What the task requires: Your task is to output the entries below word for word.

** START OF Input rows **

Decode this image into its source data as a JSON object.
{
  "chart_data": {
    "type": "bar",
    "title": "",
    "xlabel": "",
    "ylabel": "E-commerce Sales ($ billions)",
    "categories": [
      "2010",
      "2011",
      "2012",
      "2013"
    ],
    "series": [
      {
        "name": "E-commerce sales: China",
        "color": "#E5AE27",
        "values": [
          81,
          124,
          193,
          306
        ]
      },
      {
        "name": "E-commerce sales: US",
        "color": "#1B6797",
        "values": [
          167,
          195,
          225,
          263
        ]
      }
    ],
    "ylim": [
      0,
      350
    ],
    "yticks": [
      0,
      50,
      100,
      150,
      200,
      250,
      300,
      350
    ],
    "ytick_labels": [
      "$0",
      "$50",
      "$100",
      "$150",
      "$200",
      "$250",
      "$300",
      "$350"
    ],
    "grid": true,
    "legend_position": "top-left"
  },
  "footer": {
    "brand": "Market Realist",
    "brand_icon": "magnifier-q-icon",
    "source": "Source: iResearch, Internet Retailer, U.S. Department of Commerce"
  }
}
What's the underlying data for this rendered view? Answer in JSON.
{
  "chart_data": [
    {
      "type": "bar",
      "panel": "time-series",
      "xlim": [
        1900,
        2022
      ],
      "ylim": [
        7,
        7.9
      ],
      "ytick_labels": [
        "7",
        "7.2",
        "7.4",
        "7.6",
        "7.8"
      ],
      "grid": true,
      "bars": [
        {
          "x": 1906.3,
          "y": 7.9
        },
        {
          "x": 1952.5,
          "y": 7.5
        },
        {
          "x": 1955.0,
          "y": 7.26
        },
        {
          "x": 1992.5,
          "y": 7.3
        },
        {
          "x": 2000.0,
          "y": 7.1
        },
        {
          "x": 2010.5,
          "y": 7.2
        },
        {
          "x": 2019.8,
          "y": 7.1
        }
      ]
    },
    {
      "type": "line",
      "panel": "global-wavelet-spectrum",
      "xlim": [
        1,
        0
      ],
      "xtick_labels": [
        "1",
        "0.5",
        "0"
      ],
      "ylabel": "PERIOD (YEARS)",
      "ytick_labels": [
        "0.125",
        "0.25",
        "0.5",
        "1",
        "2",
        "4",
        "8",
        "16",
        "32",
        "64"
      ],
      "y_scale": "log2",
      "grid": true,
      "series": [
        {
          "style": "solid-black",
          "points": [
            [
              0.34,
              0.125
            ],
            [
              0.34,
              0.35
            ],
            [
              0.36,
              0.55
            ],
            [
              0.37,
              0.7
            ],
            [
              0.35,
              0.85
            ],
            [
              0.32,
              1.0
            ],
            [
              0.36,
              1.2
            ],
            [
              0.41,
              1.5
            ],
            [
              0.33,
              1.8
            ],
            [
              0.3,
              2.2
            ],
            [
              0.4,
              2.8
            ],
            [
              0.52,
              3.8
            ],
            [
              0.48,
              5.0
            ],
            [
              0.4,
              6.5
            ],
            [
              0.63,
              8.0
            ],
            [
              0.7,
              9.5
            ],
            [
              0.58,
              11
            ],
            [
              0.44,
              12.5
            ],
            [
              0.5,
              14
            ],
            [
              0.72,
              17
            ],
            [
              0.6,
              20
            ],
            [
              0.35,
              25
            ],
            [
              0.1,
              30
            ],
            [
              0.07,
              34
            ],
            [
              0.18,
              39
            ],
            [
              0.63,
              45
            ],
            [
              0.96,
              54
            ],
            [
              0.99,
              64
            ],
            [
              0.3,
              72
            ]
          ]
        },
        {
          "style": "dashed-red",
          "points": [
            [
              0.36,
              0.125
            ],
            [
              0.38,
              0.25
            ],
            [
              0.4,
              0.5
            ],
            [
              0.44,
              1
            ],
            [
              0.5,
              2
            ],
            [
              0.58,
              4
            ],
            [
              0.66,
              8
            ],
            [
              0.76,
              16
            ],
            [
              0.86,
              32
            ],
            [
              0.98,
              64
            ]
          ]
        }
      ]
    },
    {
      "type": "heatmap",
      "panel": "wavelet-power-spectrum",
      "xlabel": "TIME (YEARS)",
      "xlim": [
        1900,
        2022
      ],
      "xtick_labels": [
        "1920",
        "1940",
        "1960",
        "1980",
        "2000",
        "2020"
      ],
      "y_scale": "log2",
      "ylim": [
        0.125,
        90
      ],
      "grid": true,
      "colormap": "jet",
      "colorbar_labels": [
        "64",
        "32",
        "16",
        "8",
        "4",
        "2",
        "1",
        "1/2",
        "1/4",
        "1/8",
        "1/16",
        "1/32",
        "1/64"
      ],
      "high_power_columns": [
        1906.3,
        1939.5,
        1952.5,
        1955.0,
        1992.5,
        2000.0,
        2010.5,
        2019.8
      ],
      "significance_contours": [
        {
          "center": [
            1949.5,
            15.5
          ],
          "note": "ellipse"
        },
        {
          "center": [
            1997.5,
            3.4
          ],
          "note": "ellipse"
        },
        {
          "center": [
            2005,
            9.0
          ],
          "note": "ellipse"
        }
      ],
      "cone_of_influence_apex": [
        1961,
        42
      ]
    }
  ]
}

** END OF Input rows **

The answer:
Decode this image into its source data as a JSON object.
{
  "chart_data": {
    "type": "bar",
    "title": "",
    "xlabel": "",
    "ylabel": "E-commerce Sales ($ billions)",
    "categories": [
      "2010",
      "2011",
      "2012",
      "2013"
    ],
    "series": [
      {
        "name": "E-commerce sales: China",
        "color": "#E5AE27",
        "values": [
          81,
          124,
          193,
          306
        ]
      },
      {
        "name": "E-commerce sales: US",
        "color": "#1B6797",
        "values": [
          167,
          195,
          225,
          263
        ]
      }
    ],
    "ylim": [
      0,
      350
    ],
    "yticks": [
      0,
      50,
      100,
      150,
      200,
      250,
      300,
      350
    ],
    "ytick_labels": [
      "$0",
      "$50",
      "$100",
      "$150",
      "$200",
      "$250",
      "$300",
      "$350"
    ],
    "grid": true,
    "legend_position": "top-left"
  },
  "footer": {
    "brand": "Market Realist",
    "brand_icon": "magnifier-q-icon",
    "source": "Source: iResearch, Internet Retailer, U.S. Department of Commerce"
  }
}
What's the underlying data for this rendered view? Answer in JSON.
{
  "chart_data": [
    {
      "type": "bar",
      "panel": "time-series",
      "xlim": [
        1900,
        2022
      ],
      "ylim": [
        7,
        7.9
      ],
      "ytick_labels": [
        "7",
        "7.2",
        "7.4",
        "7.6",
        "7.8"
      ],
      "grid": true,
      "bars": [
        {
          "x": 1906.3,
          "y": 7.9
        },
        {
          "x": 1952.5,
          "y": 7.5
        },
        {
          "x": 1955.0,
          "y": 7.26
        },
        {
          "x": 1992.5,
          "y": 7.3
        },
        {
          "x": 2000.0,
          "y": 7.1
        },
        {
          "x": 2010.5,
          "y": 7.2
        },
        {
          "x": 2019.8,
          "y": 7.1
        }
      ]
    },
    {
      "type": "line",
      "panel": "global-wavelet-spectrum",
      "xlim": [
        1,
        0
      ],
      "xtick_labels": [
        "1",
        "0.5",
        "0"
      ],
      "ylabel": "PERIOD (YEARS)",
      "ytick_labels": [
        "0.125",
        "0.25",
        "0.5",
        "1",
        "2",
        "4",
        "8",
        "16",
        "32",
        "64"
      ],
      "y_scale": "log2",
      "grid": true,
      "series": [
        {
          "style": "solid-black",
          "points": [
            [
              0.34,
              0.125
            ],
            [
              0.34,
              0.35
            ],
            [
              0.36,
              0.55
            ],
            [
              0.37,
              0.7
            ],
            [
              0.35,
              0.85
            ],
            [
              0.32,
              1.0
            ],
            [
              0.36,
              1.2
            ],
            [
              0.41,
              1.5
            ],
            [
              0.33,
              1.8
            ],
            [
              0.3,
              2.2
            ],
            [
              0.4,
              2.8
            ],
            [
              0.52,
              3.8
            ],
            [
              0.48,
              5.0
            ],
            [
              0.4,
              6.5
            ],
            [
              0.63,
              8.0
            ],
            [
              0.7,
              9.5
            ],
            [
              0.58,
              11
            ],
            [
              0.44,
              12.5
            ],
            [
              0.5,
              14
            ],
            [
              0.72,
              17
            ],
            [
              0.6,
              20
            ],
            [
              0.35,
              25
            ],
            [
              0.1,
              30
            ],
            [
              0.07,
              34
            ],
            [
              0.18,
              39
            ],
            [
              0.63,
              45
            ],
            [
              0.96,
              54
            ],
            [
              0.99,
              64
            ],
            [
              0.3,
              72
            ]
          ]
        },
        {
          "style": "dashed-red",
          "points": [
            [
              0.36,
              0.125
            ],
            [
              0.38,
              0.25
            ],
            [
              0.4,
              0.5
            ],
            [
              0.44,
              1
            ],
            [
              0.5,
              2
            ],
            [
              0.58,
              4
            ],
            [
              0.66,
              8
            ],
            [
              0.76,
              16
            ],
            [
              0.86,
              32
            ],
            [
              0.98,
              64
            ]
          ]
        }
      ]
    },
    {
      "type": "heatmap",
      "panel": "wavelet-power-spectrum",
      "xlabel": "TIME (YEARS)",
      "xlim": [
        1900,
        2022
      ],
      "xtick_labels": [
        "1920",
        "1940",
        "1960",
        "1980",
        "2000",
        "2020"
      ],
      "y_scale": "log2",
      "ylim": [
        0.125,
        90
      ],
      "grid": true,
      "colormap": "jet",
      "colorbar_labels": [
        "64",
        "32",
        "16",
        "8",
        "4",
        "2",
        "1",
        "1/2",
        "1/4",
        "1/8",
        "1/16",
        "1/32",
        "1/64"
      ],
      "high_power_columns": [
        1906.3,
        1939.5,
        1952.5,
        1955.0,
        1992.5,
        2000.0,
        2010.5,
        2019.8
      ],
      "significance_contours": [
        {
          "center": [
            1949.5,
            15.5
          ],
          "note": "ellipse"
        },
        {
          "center": [
            1997.5,
            3.4
          ],
          "note": "ellipse"
        },
        {
          "center": [
            2005,
            9.0
          ],
          "note": "ellipse"
        }
      ],
      "cone_of_influence_apex": [
        1961,
        42
      ]
    }
  ]
}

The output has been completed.